- _What is required_: Spot every line with the word "blower" and return it.

* start *

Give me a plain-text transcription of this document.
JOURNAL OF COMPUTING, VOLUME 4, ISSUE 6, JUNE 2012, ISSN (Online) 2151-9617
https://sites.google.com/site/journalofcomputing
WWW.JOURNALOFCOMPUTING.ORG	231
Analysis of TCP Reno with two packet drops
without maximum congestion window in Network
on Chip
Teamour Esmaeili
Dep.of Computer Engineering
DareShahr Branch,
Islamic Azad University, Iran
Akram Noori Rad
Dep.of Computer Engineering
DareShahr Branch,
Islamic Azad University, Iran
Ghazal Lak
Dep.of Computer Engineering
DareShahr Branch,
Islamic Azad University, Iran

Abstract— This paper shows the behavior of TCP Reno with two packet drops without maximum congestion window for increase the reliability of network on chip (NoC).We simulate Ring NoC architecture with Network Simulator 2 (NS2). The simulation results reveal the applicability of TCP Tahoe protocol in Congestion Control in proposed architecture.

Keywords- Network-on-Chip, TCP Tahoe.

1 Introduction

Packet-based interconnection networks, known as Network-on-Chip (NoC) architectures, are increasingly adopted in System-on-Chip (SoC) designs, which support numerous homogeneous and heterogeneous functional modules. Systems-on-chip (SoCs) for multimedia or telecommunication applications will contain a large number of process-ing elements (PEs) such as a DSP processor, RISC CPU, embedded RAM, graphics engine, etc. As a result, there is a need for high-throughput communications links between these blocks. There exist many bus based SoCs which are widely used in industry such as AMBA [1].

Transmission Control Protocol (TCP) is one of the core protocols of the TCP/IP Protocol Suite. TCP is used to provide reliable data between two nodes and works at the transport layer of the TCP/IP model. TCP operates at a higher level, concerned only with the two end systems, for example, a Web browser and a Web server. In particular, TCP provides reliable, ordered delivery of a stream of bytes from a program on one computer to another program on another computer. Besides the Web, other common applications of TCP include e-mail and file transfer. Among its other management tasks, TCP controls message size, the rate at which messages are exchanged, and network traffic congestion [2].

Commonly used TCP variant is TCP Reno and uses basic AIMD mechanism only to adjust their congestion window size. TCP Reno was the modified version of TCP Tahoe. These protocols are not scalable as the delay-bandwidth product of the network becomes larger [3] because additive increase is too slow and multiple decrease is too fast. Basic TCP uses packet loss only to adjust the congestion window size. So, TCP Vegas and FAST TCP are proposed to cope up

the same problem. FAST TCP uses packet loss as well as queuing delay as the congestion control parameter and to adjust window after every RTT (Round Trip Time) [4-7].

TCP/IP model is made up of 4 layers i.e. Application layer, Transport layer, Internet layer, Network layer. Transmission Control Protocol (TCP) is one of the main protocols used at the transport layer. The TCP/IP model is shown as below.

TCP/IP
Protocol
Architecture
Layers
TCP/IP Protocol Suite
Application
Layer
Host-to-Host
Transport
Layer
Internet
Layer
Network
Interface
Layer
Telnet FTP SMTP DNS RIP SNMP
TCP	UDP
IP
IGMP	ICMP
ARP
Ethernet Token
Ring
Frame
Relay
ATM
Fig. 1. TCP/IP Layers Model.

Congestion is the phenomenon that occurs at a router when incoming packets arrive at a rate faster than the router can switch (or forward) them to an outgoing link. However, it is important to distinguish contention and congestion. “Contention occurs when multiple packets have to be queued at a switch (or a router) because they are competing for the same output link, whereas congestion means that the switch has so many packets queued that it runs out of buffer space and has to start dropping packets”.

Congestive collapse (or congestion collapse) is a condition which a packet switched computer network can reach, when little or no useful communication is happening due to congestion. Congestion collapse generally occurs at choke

* end *
* start *

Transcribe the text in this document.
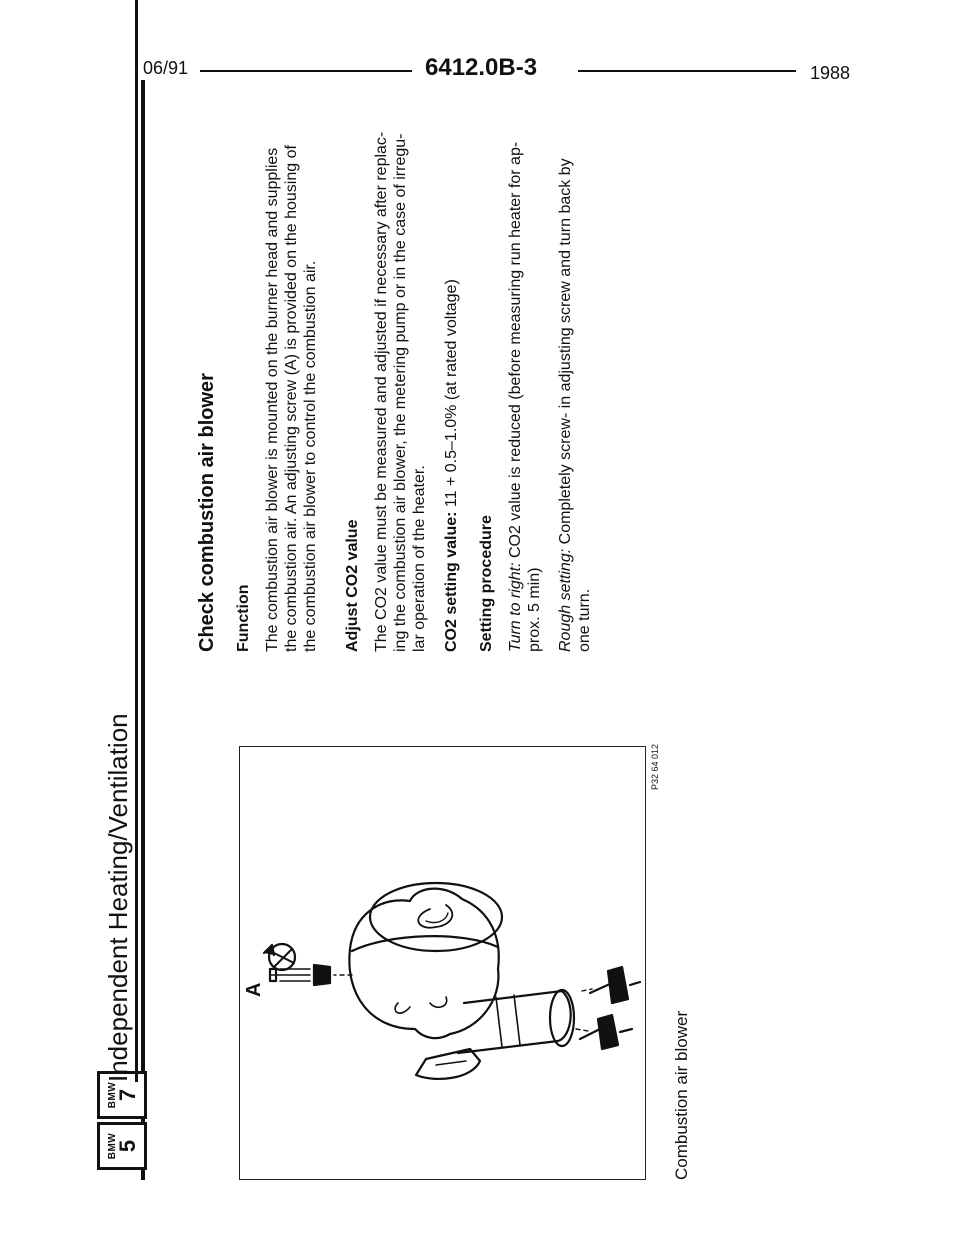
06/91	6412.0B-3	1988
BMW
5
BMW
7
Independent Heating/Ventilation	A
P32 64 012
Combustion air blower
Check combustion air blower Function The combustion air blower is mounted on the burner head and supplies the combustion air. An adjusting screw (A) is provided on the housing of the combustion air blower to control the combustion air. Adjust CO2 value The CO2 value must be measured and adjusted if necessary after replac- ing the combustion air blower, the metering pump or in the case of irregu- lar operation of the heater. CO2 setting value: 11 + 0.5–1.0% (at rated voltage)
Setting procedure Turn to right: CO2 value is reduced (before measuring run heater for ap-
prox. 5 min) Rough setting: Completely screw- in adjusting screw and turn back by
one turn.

* end *
* start *

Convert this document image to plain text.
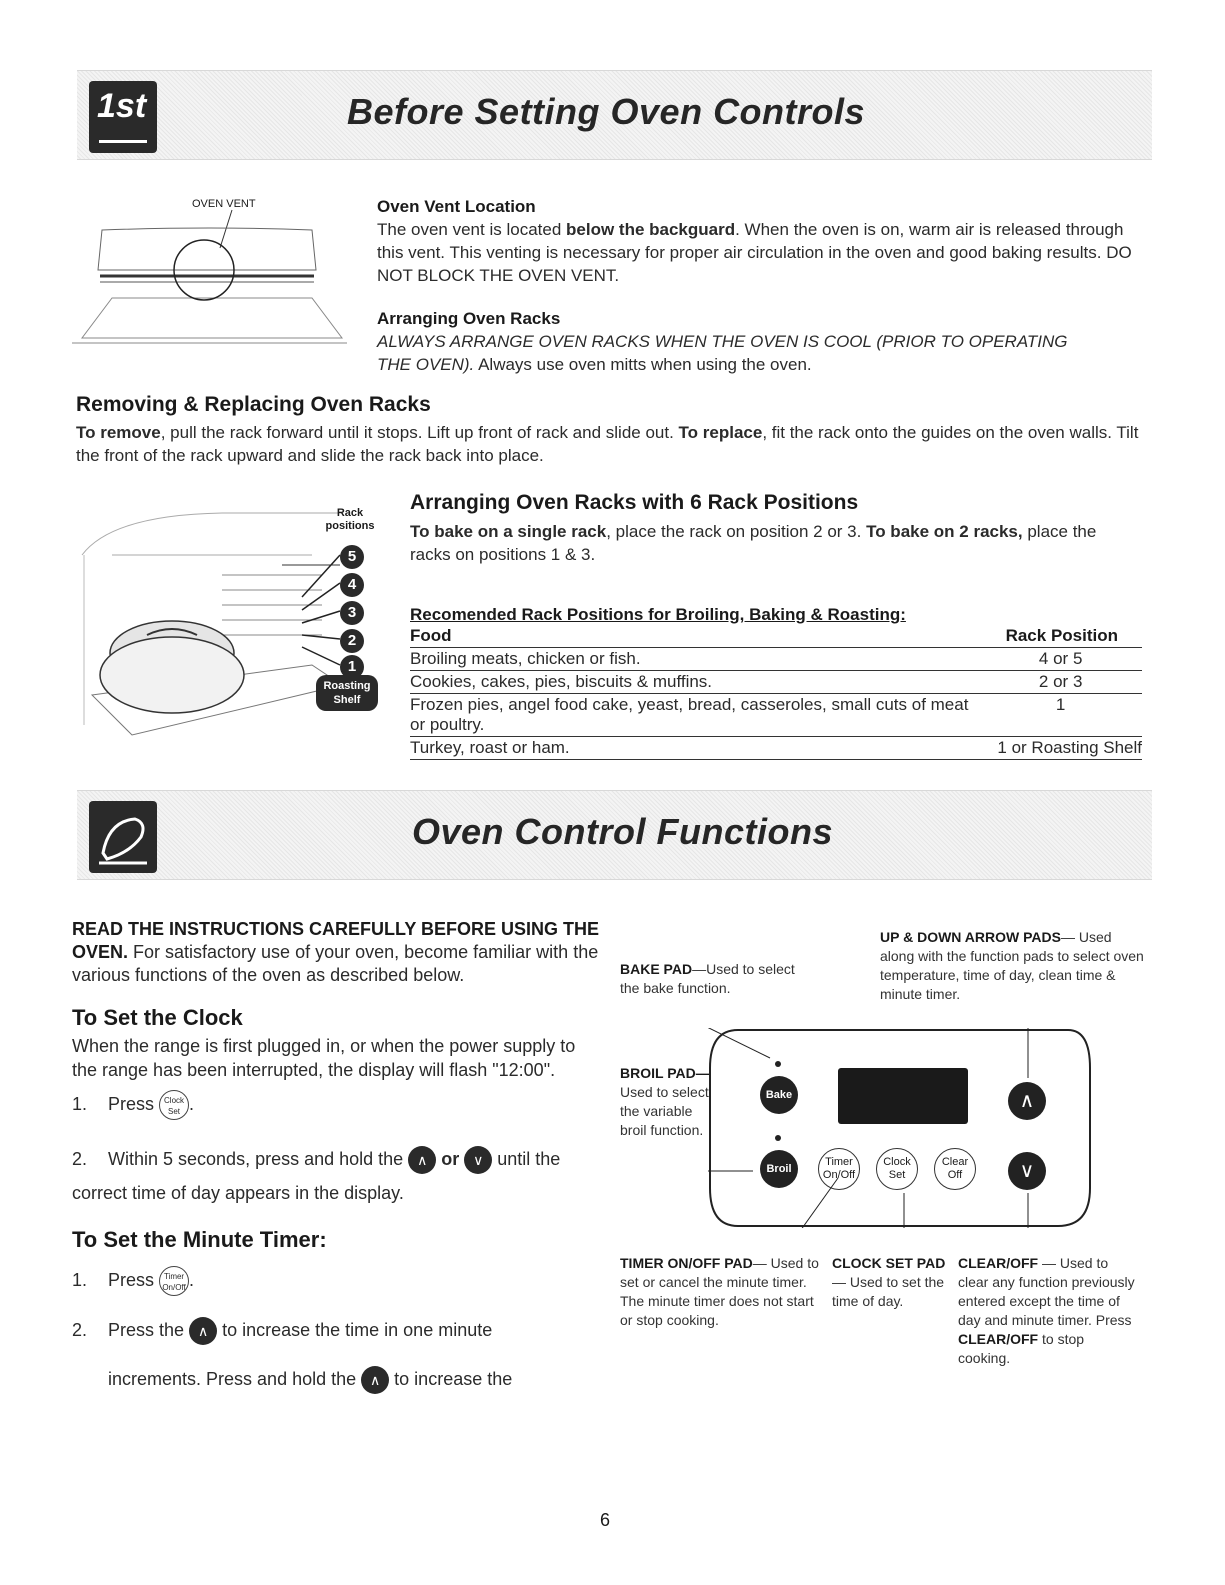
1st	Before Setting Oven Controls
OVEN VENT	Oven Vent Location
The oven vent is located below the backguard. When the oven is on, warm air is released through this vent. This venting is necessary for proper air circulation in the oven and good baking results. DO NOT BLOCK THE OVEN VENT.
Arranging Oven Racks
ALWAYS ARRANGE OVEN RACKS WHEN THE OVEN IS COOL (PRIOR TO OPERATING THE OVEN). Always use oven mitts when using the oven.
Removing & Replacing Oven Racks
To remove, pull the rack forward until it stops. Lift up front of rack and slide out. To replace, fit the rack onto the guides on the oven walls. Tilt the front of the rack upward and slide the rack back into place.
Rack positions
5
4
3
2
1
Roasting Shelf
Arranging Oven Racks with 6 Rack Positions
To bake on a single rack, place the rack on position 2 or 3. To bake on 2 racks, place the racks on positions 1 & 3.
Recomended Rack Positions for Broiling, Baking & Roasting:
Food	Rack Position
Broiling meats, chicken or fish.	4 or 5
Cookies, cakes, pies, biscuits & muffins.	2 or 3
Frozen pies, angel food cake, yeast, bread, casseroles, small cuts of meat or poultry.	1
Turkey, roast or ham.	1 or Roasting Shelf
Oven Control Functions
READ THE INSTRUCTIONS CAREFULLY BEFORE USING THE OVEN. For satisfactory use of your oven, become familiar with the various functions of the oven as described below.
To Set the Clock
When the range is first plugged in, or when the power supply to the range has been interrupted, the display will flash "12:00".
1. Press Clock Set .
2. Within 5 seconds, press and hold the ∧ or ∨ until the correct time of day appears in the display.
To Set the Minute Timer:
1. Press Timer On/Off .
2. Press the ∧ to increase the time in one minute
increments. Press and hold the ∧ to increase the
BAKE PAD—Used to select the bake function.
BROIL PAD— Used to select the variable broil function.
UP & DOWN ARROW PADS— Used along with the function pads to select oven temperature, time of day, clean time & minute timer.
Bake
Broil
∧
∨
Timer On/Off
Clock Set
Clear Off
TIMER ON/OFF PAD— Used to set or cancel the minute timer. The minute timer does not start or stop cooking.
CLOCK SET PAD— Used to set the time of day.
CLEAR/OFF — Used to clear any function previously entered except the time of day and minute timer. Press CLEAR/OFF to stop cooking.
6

* end *

- _Result of the exercise_:
Combustion air blower
Check combustion air blower Function The combustion air blower is mounted on the burner head and supplies the combustion air. An adjusting screw (A) is provided on the housing of the combustion air blower to control the combustion air. Adjust CO2 value The CO2 value must be measured and adjusted if necessary after replac- ing the combustion air blower, the metering pump or in the case of irregu- lar operation of the heater. CO2 setting value: 11 + 0.5–1.0% (at rated voltage)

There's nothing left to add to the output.